> [WHAT IS NEEDED]: Pick out all lines with the word "любить" from the records that follow.

> [RECORDS FOR THE EXERCISE]:
====================

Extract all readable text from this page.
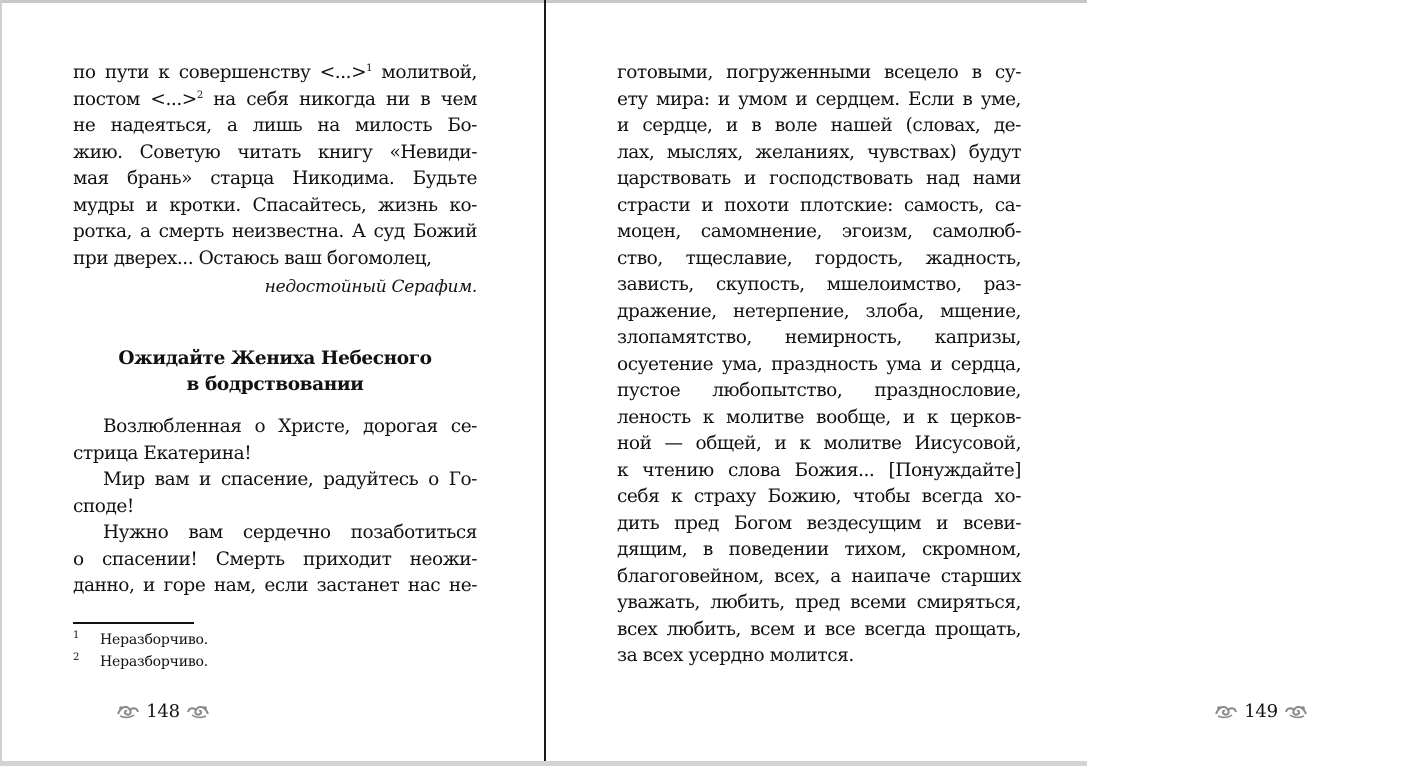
по пути к совершенству <...>$^1$ молитвой,
постом <...>$^2$ на себя никогда ни в чем
не надеяться, а лишь на милость Бо-
жию. Советую читать книгу «Невиди-
мая брань» старца Никодима. Будьте
мудры и кротки. Спасайтесь, жизнь ко-
ротка, а смерть неизвестна. А суд Божий
при дверех... Остаюсь ваш богомолец,
недостойный Серафим.
Ожидайте Жениха Небесного
в бодрствовании
Возлюбленная о Христе, дорогая се-
стрица Екатерина!
Мир вам и спасение, радуйтесь о Го-
споде!
Нужно вам сердечно позаботиться
о спасении! Смерть приходит неожи-
данно, и горе нам, если застанет нас не-
1 Неразборчиво.
2 Неразборчиво.
148
готовыми, погруженными всецело в су-
ету мира: и умом и сердцем. Если в уме,
и сердце, и в воле нашей (словах, де-
лах, мыслях, желаниях, чувствах) будут
царствовать и господствовать над нами
страсти и похоти плотские: самость, са-
моцен, самомнение, эгоизм, самолюб-
ство, тщеславие, гордость, жадность,
зависть, скупость, мшелоимство, раз-
дражение, нетерпение, злоба, мщение,
злопамятство, немирность, капризы,
осуетение ума, праздность ума и сердца,
пустое любопытство, празднословие,
леность к молитве вообще, и к церков-
ной — общей, и к молитве Иисусовой,
к чтению слова Божия... [Понуждайте]
себя к страху Божию, чтобы всегда хо-
дить пред Богом вездесущим и всеви-
дящим, в поведении тихом, скромном,
благоговейном, всех, а наипаче старших
уважать, любить, пред всеми смиряться,
всех любить, всем и все всегда прощать,
за всех усердно молится.
149
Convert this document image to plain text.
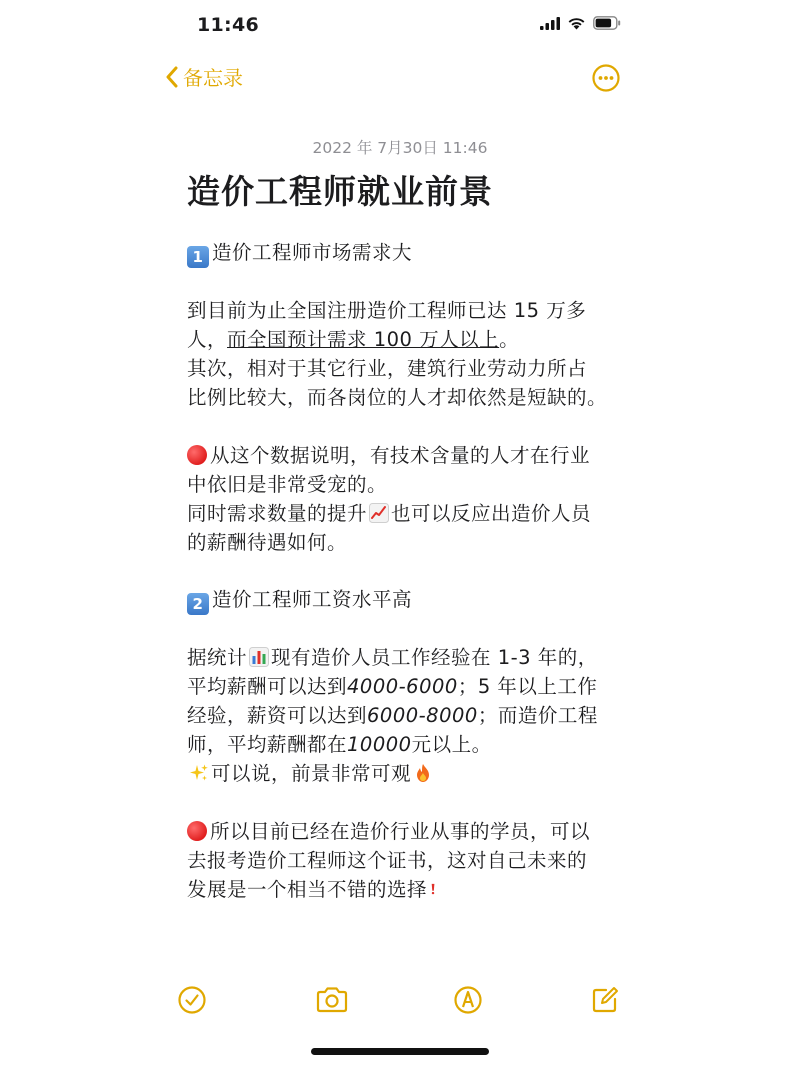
11:46
备忘录
2022 年 7月30日 11:46
造价工程师就业前景
1 造价工程师市场需求大
到目前为止全国注册造价工程师已达 15 万多
人，而全国预计需求 100 万人以上。
其次，相对于其它行业，建筑行业劳动力所占
比例比较大，而各岗位的人才却依然是短缺的。
从这个数据说明，有技术含量的人才在行业
中依旧是非常受宠的。
同时需求数量的提升 也可以反应出造价人员
的薪酬待遇如何。
2 造价工程师工资水平高
据统计 现有造价人员工作经验在 1-3 年的，
平均薪酬可以达到4000-6000；5 年以上工作
经验，薪资可以达到6000-8000；而造价工程
师，平均薪酬都在10000元以上。
可以说，前景非常可观
所以目前已经在造价行业从事的学员，可以
去报考造价工程师这个证书，这对自己未来的
发展是一个相当不错的选择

====================

> [FINISHED TASK]:
уважать, любить, пред всеми смиряться,
всех любить, всем и все всегда прощать,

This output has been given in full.